►

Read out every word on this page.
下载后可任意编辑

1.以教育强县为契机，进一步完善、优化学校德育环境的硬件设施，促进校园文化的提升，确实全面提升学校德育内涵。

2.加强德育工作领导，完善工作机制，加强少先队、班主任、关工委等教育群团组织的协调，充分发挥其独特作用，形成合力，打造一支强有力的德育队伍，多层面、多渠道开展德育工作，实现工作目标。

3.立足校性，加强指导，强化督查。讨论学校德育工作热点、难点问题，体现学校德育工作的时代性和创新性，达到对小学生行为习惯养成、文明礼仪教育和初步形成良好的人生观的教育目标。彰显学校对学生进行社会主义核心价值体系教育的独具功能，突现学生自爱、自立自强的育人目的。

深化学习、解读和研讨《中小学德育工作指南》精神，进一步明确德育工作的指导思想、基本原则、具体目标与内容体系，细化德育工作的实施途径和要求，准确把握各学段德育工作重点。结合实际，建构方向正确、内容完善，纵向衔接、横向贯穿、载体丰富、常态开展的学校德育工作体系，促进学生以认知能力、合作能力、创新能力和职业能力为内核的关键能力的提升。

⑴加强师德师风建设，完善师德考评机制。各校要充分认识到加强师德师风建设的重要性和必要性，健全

◄

> WHAT TO PRODUCE
Transcribe all of the material exactly. Omit nothing.

> SOLUTION TO THE EXERCISE
Read out every word on this page.
下载后可任意编辑

1.以教育强县为契机，进一步完善、优化学校德育环境的硬件设施，促进校园文化的提升，确实全面提升学校德育内涵。

2.加强德育工作领导，完善工作机制，加强少先队、班主任、关工委等教育群团组织的协调，充分发挥其独特作用，形成合力，打造一支强有力的德育队伍，多层面、多渠道开展德育工作，实现工作目标。

3.立足校性，加强指导，强化督查。讨论学校德育工作热点、难点问题，体现学校德育工作的时代性和创新性，达到对小学生行为习惯养成、文明礼仪教育和初步形成良好的人生观的教育目标。彰显学校对学生进行社会主义核心价值体系教育的独具功能，突现学生自爱、自立自强的育人目的。

深化学习、解读和研讨《中小学德育工作指南》精神，进一步明确德育工作的指导思想、基本原则、具体目标与内容体系，细化德育工作的实施途径和要求，准确把握各学段德育工作重点。结合实际，建构方向正确、内容完善，纵向衔接、横向贯穿、载体丰富、常态开展的学校德育工作体系，促进学生以认知能力、合作能力、创新能力和职业能力为内核的关键能力的提升。

⑴加强师德师风建设，完善师德考评机制。各校要充分认识到加强师德师风建设的重要性和必要性，健全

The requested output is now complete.